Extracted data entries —
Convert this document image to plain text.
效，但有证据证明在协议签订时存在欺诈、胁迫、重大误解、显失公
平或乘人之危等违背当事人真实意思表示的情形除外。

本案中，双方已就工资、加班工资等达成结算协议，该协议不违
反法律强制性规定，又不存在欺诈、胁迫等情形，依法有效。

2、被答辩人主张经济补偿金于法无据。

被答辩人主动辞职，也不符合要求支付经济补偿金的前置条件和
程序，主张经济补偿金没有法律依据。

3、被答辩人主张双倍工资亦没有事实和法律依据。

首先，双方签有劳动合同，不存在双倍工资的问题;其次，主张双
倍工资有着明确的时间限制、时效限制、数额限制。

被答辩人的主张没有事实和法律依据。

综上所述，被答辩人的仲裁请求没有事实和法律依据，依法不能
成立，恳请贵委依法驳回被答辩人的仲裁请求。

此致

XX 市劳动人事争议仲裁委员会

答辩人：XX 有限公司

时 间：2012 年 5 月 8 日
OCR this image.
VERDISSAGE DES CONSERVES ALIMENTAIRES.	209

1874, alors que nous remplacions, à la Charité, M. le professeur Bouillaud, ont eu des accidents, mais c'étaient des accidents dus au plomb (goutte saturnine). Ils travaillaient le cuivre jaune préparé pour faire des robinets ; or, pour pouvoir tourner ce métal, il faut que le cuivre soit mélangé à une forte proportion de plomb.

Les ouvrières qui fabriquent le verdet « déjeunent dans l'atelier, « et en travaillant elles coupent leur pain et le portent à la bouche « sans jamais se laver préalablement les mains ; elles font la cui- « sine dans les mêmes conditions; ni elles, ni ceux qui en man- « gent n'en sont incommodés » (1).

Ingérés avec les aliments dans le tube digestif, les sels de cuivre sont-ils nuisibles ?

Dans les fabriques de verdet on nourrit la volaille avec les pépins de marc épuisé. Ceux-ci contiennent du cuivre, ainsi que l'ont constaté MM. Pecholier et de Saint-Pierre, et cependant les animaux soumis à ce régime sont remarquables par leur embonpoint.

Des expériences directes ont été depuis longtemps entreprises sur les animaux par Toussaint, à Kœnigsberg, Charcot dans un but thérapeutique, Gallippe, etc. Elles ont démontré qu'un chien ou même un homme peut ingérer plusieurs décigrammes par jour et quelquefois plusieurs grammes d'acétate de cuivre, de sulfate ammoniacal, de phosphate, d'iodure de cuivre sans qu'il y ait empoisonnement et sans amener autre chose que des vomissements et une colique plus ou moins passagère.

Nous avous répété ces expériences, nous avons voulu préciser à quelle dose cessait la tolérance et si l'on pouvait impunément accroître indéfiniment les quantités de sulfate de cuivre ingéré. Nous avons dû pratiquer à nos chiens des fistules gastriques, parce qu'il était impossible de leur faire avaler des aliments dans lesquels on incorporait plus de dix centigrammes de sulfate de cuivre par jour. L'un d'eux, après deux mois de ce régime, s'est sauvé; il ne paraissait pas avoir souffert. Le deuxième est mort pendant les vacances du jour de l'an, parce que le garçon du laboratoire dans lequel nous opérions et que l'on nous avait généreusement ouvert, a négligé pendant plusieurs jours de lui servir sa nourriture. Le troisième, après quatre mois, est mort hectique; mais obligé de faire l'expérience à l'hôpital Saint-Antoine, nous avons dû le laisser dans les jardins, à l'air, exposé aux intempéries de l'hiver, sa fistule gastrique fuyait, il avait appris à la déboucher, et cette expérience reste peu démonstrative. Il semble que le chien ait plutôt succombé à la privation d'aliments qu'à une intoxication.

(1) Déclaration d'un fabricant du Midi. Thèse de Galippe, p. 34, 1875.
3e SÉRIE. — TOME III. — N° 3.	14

Given instruction —
Copy all the lines above that hold the string "animaux".

Full response —
Dans les fabriques de verdet on nourrit la volaille avec les pépins de marc épuisé. Ceux-ci contiennent du cuivre, ainsi que l'ont constaté MM. Pecholier et de Saint-Pierre, et cependant les animaux soumis à ce régime sont remarquables par leur embonpoint.
Des expériences directes ont été depuis longtemps entreprises sur les animaux par Toussaint, à Kœnigsberg, Charcot dans un but thérapeutique, Gallippe, etc. Elles ont démontré qu'un chien ou même un homme peut ingérer plusieurs décigrammes par jour et quelquefois plusieurs grammes d'acétate de cuivre, de sulfate ammoniacal, de phosphate, d'iodure de cuivre sans qu'il y ait empoisonnement et sans amener autre chose que des vomissements et une colique plus ou moins passagère.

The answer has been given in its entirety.